[Data extract]
-- Begin --

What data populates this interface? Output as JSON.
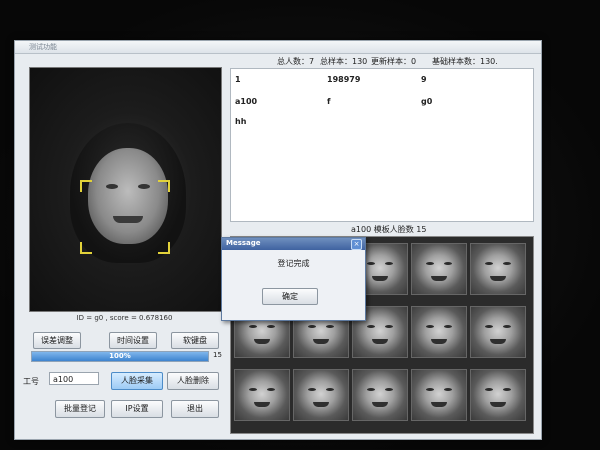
{
  "window": {
    "title": "测试功能"
  },
  "stats": {
    "total_people": "总人数：7",
    "total_samples": "总样本：130",
    "updated_samples": "更新样本：0",
    "base_samples": "基础样本数：130."
  },
  "text_list": {
    "rows": [
      [
        "1",
        "198979",
        "9"
      ],
      [
        "a100",
        "f",
        "g0"
      ],
      [
        "hh",
        "",
        ""
      ]
    ]
  },
  "template": {
    "label": "a100  模板人脸数  15"
  },
  "camera": {
    "id_score": "ID = g0 , score = 0.678160"
  },
  "progress": {
    "value": 1.0,
    "label": "100%",
    "count": "15"
  },
  "buttons": {
    "error_adjust": "误差调整",
    "time_setting": "时间设置",
    "soft_keyboard": "软键盘",
    "face_capture": "人脸采集",
    "face_delete": "人脸删除",
    "batch_register": "批量登记",
    "ip_setting": "IP设置",
    "exit": "退出"
  },
  "work_id": {
    "label": "工号",
    "value": "a100"
  },
  "dialog": {
    "title": "Message",
    "message": "登记完成",
    "ok": "确定",
    "close_icon": "close-icon"
  },
  "colors": {
    "accent": "#3d84cf",
    "face_box": "#e2d23a",
    "dialog_title": "#3f62a0"
  }
}
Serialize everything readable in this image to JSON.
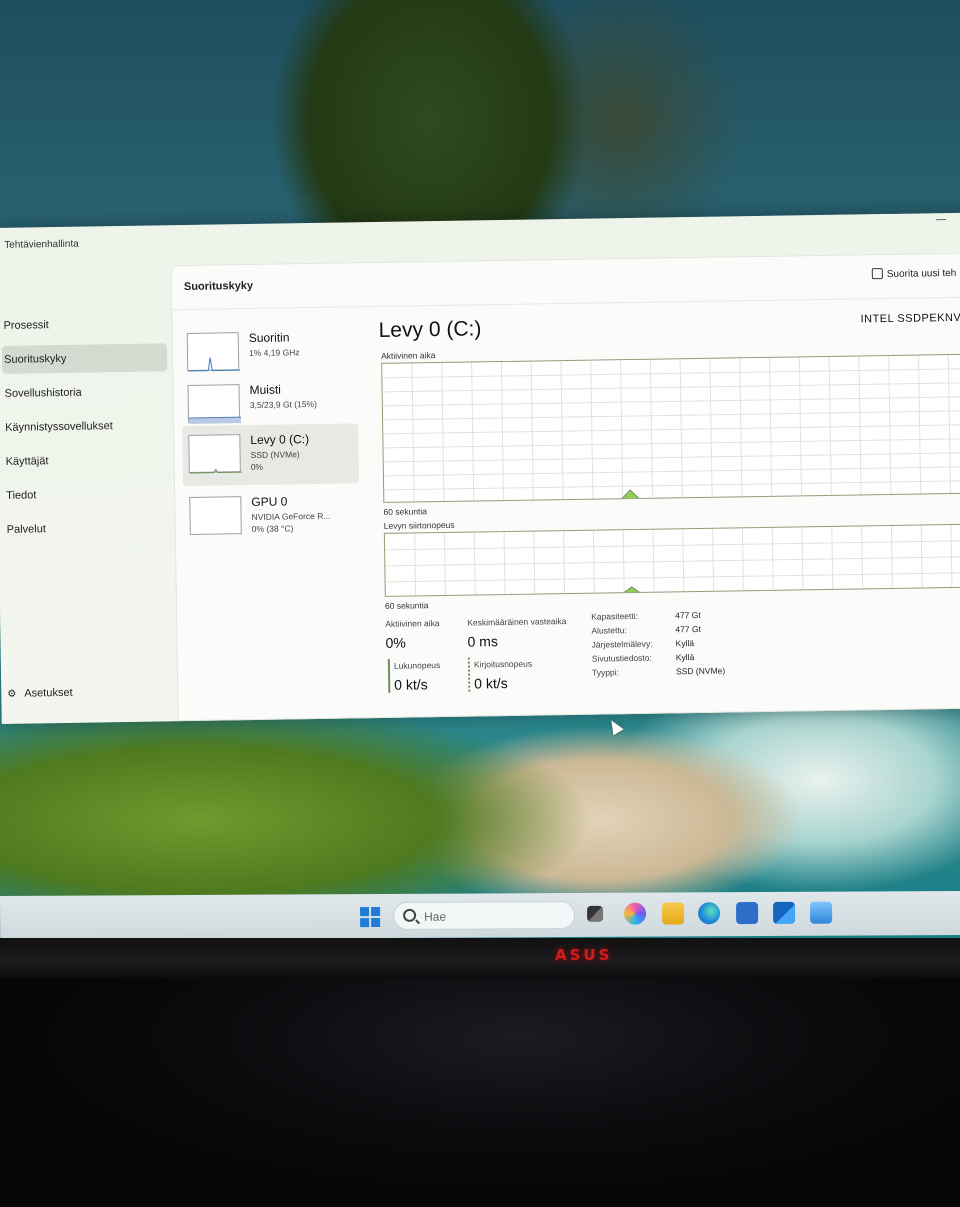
{
  "window": {
    "title": "Tehtävienhallinta"
  },
  "nav": {
    "items": [
      "Prosessit",
      "Suorituskyky",
      "Sovellushistoria",
      "Käynnistyssovellukset",
      "Käyttäjät",
      "Tiedot",
      "Palvelut"
    ],
    "active_index": 1,
    "settings_label": "Asetukset"
  },
  "header": {
    "title": "Suorituskyky",
    "run_task_label": "Suorita uusi teh"
  },
  "devices": [
    {
      "name": "Suoritin",
      "sub1": "1% 4,19 GHz",
      "sub2": ""
    },
    {
      "name": "Muisti",
      "sub1": "3,5/23,9 Gt (15%)",
      "sub2": ""
    },
    {
      "name": "Levy 0 (C:)",
      "sub1": "SSD (NVMe)",
      "sub2": "0%"
    },
    {
      "name": "GPU 0",
      "sub1": "NVIDIA GeForce R...",
      "sub2": "0% (38 °C)"
    }
  ],
  "active_device_index": 2,
  "disk": {
    "title": "Levy 0 (C:)",
    "model": "INTEL SSDPEKNV",
    "graph1_label": "Aktiivinen aika",
    "graph1_footer": "60 sekuntia",
    "graph2_label": "Levyn siirtonopeus",
    "graph2_footer": "60 sekuntia",
    "active_time_label": "Aktiivinen aika",
    "active_time_value": "0%",
    "avg_response_label": "Keskimääräinen vasteaika",
    "avg_response_value": "0 ms",
    "read_label": "Lukunopeus",
    "read_value": "0 kt/s",
    "write_label": "Kirjoitusnopeus",
    "write_value": "0 kt/s",
    "props": [
      {
        "k": "Kapasiteetti:",
        "v": "477 Gt"
      },
      {
        "k": "Alustettu:",
        "v": "477 Gt"
      },
      {
        "k": "Järjestelmälevy:",
        "v": "Kyllä"
      },
      {
        "k": "Sivutustiedosto:",
        "v": "Kyllä"
      },
      {
        "k": "Tyyppi:",
        "v": "SSD (NVMe)"
      }
    ]
  },
  "taskbar": {
    "search_placeholder": "Hae",
    "icons": [
      "start-icon",
      "task-view-icon",
      "copilot-icon",
      "file-explorer-icon",
      "edge-icon",
      "store-icon",
      "outlook-icon",
      "photos-icon"
    ]
  },
  "monitor": {
    "brand": "ASUS"
  },
  "colors": {
    "accent": "#1f7ad8",
    "graph_line": "#6e8d55",
    "graph_fill": "#8fcf5a"
  }
}
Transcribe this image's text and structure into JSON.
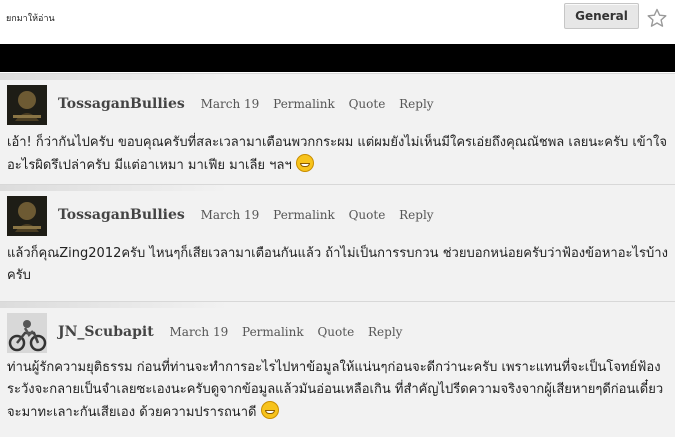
{
  "header": {
    "crumb_text": "ยกมาให้อ่าน",
    "general_label": "General",
    "star_icon": "star-outline-icon"
  },
  "comments": [
    {
      "author": "TossaganBullies",
      "date": "March 19",
      "permalink": "Permalink",
      "quote": "Quote",
      "reply": "Reply",
      "text": "เอ้า! ก็ว่ากันไปครับ ขอบคุณครับที่สละเวลามาเตือนพวกกระผม แต่ผมยังไม่เห็นมีใครเอ่ยถึงคุณณัชพล เลยนะครับ เข้าใจอะไรผิดรึเปล่าครับ มีแต่อาเหมา มาเฟีย มาเลีย ฯลฯ",
      "emoji": "grin-emoji"
    },
    {
      "author": "TossaganBullies",
      "date": "March 19",
      "permalink": "Permalink",
      "quote": "Quote",
      "reply": "Reply",
      "text": "แล้วก็คุณZing2012ครับ ไหนๆก็เสียเวลามาเตือนกันแล้ว ถ้าไม่เป็นการรบกวน ช่วยบอกหน่อยครับว่าฟ้องข้อหาอะไรบ้างครับ"
    },
    {
      "author": "JN_Scubapit",
      "date": "March 19",
      "permalink": "Permalink",
      "quote": "Quote",
      "reply": "Reply",
      "text": "ท่านผู้รักความยุติธรรม ก่อนที่ท่านจะทำการอะไรไปหาข้อมูลให้แน่นๆก่อนจะดีกว่านะครับ เพราะแทนที่จะเป็นโจทย์ฟ้องระวังจะกลายเป็นจำเลยซะเองนะครับดูจากข้อมูลแล้วมันอ่อนเหลือเกิน ที่สำคัญไปรีดความจริงจากผู้เสียหายๆดีก่อนเดี๋ยวจะมาทะเลาะกันเสียเอง ด้วยความปรารถนาดี",
      "emoji": "laugh-emoji"
    }
  ]
}
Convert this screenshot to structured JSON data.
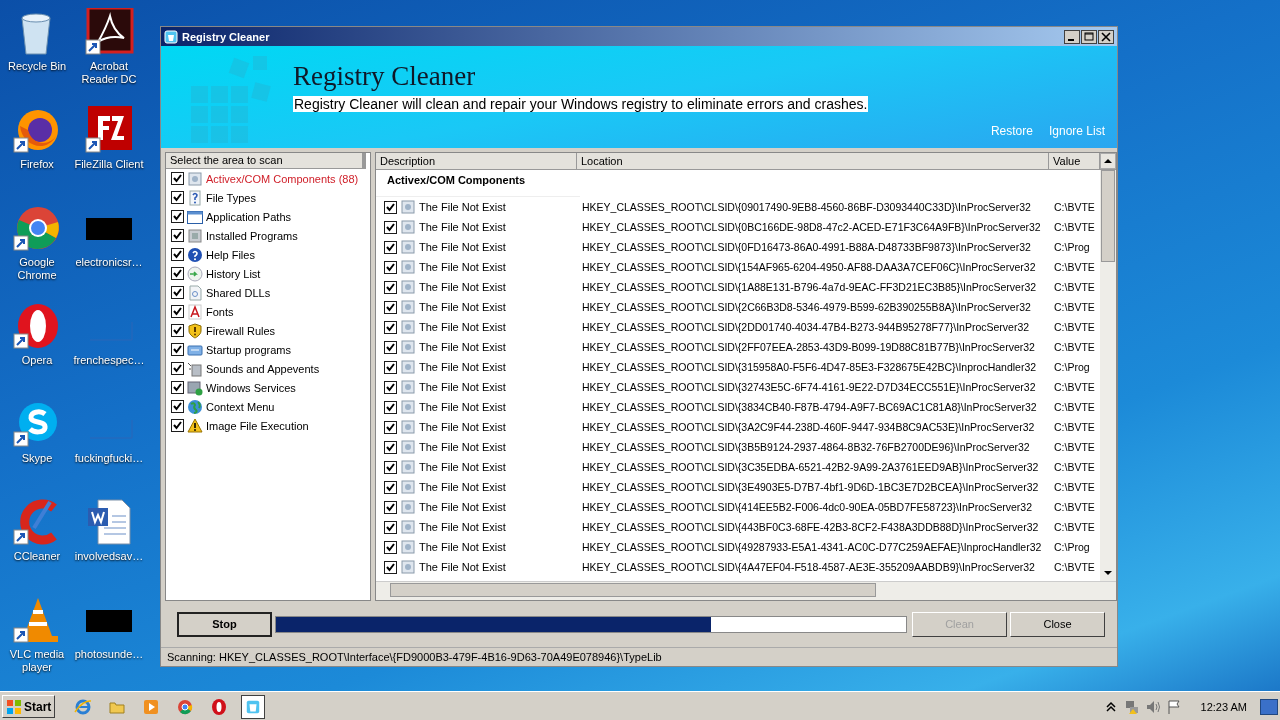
{
  "desktop_icons": [
    {
      "label": "Recycle Bin",
      "kind": "recycle"
    },
    {
      "label": "Acrobat Reader DC",
      "kind": "acrobat"
    },
    {
      "label": "Firefox",
      "kind": "firefox"
    },
    {
      "label": "FileZilla Client",
      "kind": "filezilla"
    },
    {
      "label": "Google Chrome",
      "kind": "chrome"
    },
    {
      "label": "electronicsr…",
      "kind": "black"
    },
    {
      "label": "Opera",
      "kind": "opera"
    },
    {
      "label": "frenchespec…",
      "kind": "blank"
    },
    {
      "label": "Skype",
      "kind": "skype"
    },
    {
      "label": "fuckingfucki…",
      "kind": "blank"
    },
    {
      "label": "CCleaner",
      "kind": "ccleaner"
    },
    {
      "label": "involvedsav…",
      "kind": "word"
    },
    {
      "label": "VLC media player",
      "kind": "vlc"
    },
    {
      "label": "photosunde…",
      "kind": "black"
    }
  ],
  "window": {
    "title": "Registry Cleaner",
    "banner": {
      "heading": "Registry Cleaner",
      "subtitle": "Registry Cleaner will clean and repair your Windows registry to eliminate errors and crashes.",
      "links": [
        "Restore",
        "Ignore List"
      ]
    },
    "scan_areas": {
      "header": "Select the area to scan",
      "items": [
        {
          "label": "Activex/COM Components (88)",
          "kind": "com",
          "checked": true,
          "highlighted": true
        },
        {
          "label": "File Types",
          "kind": "question",
          "checked": true,
          "highlighted": false
        },
        {
          "label": "Application Paths",
          "kind": "window",
          "checked": true,
          "highlighted": false
        },
        {
          "label": "Installed Programs",
          "kind": "programs",
          "checked": true,
          "highlighted": false
        },
        {
          "label": "Help Files",
          "kind": "help",
          "checked": true,
          "highlighted": false
        },
        {
          "label": "History List",
          "kind": "history",
          "checked": true,
          "highlighted": false
        },
        {
          "label": "Shared DLLs",
          "kind": "dll",
          "checked": true,
          "highlighted": false
        },
        {
          "label": "Fonts",
          "kind": "font",
          "checked": true,
          "highlighted": false
        },
        {
          "label": "Firewall Rules",
          "kind": "shield",
          "checked": true,
          "highlighted": false
        },
        {
          "label": "Startup programs",
          "kind": "startup",
          "checked": true,
          "highlighted": false
        },
        {
          "label": "Sounds and Appevents",
          "kind": "sound",
          "checked": true,
          "highlighted": false
        },
        {
          "label": "Windows Services",
          "kind": "services",
          "checked": true,
          "highlighted": false
        },
        {
          "label": "Context Menu",
          "kind": "globe",
          "checked": true,
          "highlighted": false
        },
        {
          "label": "Image File Execution",
          "kind": "warning",
          "checked": true,
          "highlighted": false
        }
      ]
    },
    "table": {
      "columns": [
        "Description",
        "Location",
        "Value"
      ],
      "group": "Activex/COM Components",
      "rows": [
        {
          "description": "The File Not Exist",
          "location": "HKEY_CLASSES_ROOT\\CLSID\\{09017490-9EB8-4560-86BF-D3093440C33D}\\InProcServer32",
          "value": "C:\\BVTE",
          "checked": true
        },
        {
          "description": "The File Not Exist",
          "location": "HKEY_CLASSES_ROOT\\CLSID\\{0BC166DE-98D8-47c2-ACED-E71F3C64A9FB}\\InProcServer32",
          "value": "C:\\BVTE",
          "checked": true
        },
        {
          "description": "The File Not Exist",
          "location": "HKEY_CLASSES_ROOT\\CLSID\\{0FD16473-86A0-4991-B88A-D48733BF9873}\\InProcServer32",
          "value": "C:\\Prog",
          "checked": true
        },
        {
          "description": "The File Not Exist",
          "location": "HKEY_CLASSES_ROOT\\CLSID\\{154AF965-6204-4950-AF88-DAA3A7CEF06C}\\InProcServer32",
          "value": "C:\\BVTE",
          "checked": true
        },
        {
          "description": "The File Not Exist",
          "location": "HKEY_CLASSES_ROOT\\CLSID\\{1A88E131-B796-4a7d-9EAC-FF3D21EC3B85}\\InProcServer32",
          "value": "C:\\BVTE",
          "checked": true
        },
        {
          "description": "The File Not Exist",
          "location": "HKEY_CLASSES_ROOT\\CLSID\\{2C66B3D8-5346-4979-B599-62B390255B8A}\\InProcServer32",
          "value": "C:\\BVTE",
          "checked": true
        },
        {
          "description": "The File Not Exist",
          "location": "HKEY_CLASSES_ROOT\\CLSID\\{2DD01740-4034-47B4-B273-944B95278F77}\\InProcServer32",
          "value": "C:\\BVTE",
          "checked": true
        },
        {
          "description": "The File Not Exist",
          "location": "HKEY_CLASSES_ROOT\\CLSID\\{2FF07EEA-2853-43D9-B099-19D88C81B77B}\\InProcServer32",
          "value": "C:\\BVTE",
          "checked": true
        },
        {
          "description": "The File Not Exist",
          "location": "HKEY_CLASSES_ROOT\\CLSID\\{315958A0-F5F6-4D47-85E3-F328675E42BC}\\InprocHandler32",
          "value": "C:\\Prog",
          "checked": true
        },
        {
          "description": "The File Not Exist",
          "location": "HKEY_CLASSES_ROOT\\CLSID\\{32743E5C-6F74-4161-9E22-D7D34ECC551E}\\InProcServer32",
          "value": "C:\\BVTE",
          "checked": true
        },
        {
          "description": "The File Not Exist",
          "location": "HKEY_CLASSES_ROOT\\CLSID\\{3834CB40-F87B-4794-A9F7-BC69AC1C81A8}\\InProcServer32",
          "value": "C:\\BVTE",
          "checked": true
        },
        {
          "description": "The File Not Exist",
          "location": "HKEY_CLASSES_ROOT\\CLSID\\{3A2C9F44-238D-460F-9447-934B8C9AC53E}\\InProcServer32",
          "value": "C:\\BVTE",
          "checked": true
        },
        {
          "description": "The File Not Exist",
          "location": "HKEY_CLASSES_ROOT\\CLSID\\{3B5B9124-2937-4864-8B32-76FB2700DE96}\\InProcServer32",
          "value": "C:\\BVTE",
          "checked": true
        },
        {
          "description": "The File Not Exist",
          "location": "HKEY_CLASSES_ROOT\\CLSID\\{3C35EDBA-6521-42B2-9A99-2A3761EED9AB}\\InProcServer32",
          "value": "C:\\BVTE",
          "checked": true
        },
        {
          "description": "The File Not Exist",
          "location": "HKEY_CLASSES_ROOT\\CLSID\\{3E4903E5-D7B7-4bf1-9D6D-1BC3E7D2BCEA}\\InProcServer32",
          "value": "C:\\BVTE",
          "checked": true
        },
        {
          "description": "The File Not Exist",
          "location": "HKEY_CLASSES_ROOT\\CLSID\\{414EE5B2-F006-4dc0-90EA-05BD7FE58723}\\InProcServer32",
          "value": "C:\\BVTE",
          "checked": true
        },
        {
          "description": "The File Not Exist",
          "location": "HKEY_CLASSES_ROOT\\CLSID\\{443BF0C3-68FE-42B3-8CF2-F438A3DDB88D}\\InProcServer32",
          "value": "C:\\BVTE",
          "checked": true
        },
        {
          "description": "The File Not Exist",
          "location": "HKEY_CLASSES_ROOT\\CLSID\\{49287933-E5A1-4341-AC0C-D77C259AEFAE}\\InprocHandler32",
          "value": "C:\\Prog",
          "checked": true
        },
        {
          "description": "The File Not Exist",
          "location": "HKEY_CLASSES_ROOT\\CLSID\\{4A47EF04-F518-4587-AE3E-355209AABDB9}\\InProcServer32",
          "value": "C:\\BVTE",
          "checked": true
        }
      ]
    },
    "actions": {
      "stop": "Stop",
      "progress": {
        "level": 0.69
      },
      "clean": {
        "label": "Clean",
        "disabled": true
      },
      "close": {
        "label": "Close",
        "disabled": false
      }
    },
    "status_bar": "Scanning: HKEY_CLASSES_ROOT\\Interface\\{FD9000B3-479F-4B16-9D63-70A49E078946}\\TypeLib"
  },
  "taskbar": {
    "start": "Start",
    "apps": [
      {
        "kind": "ie",
        "selected": false
      },
      {
        "kind": "folder",
        "selected": false
      },
      {
        "kind": "media",
        "selected": false
      },
      {
        "kind": "chrome",
        "selected": false
      },
      {
        "kind": "opera",
        "selected": false
      },
      {
        "kind": "cleaner",
        "selected": true
      }
    ],
    "clock": "12:23 AM"
  }
}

-- End --

[What needs to be done]
Check each line of these records for the string "JSON" and state only how many lines have it.

[Response to the exercise]
4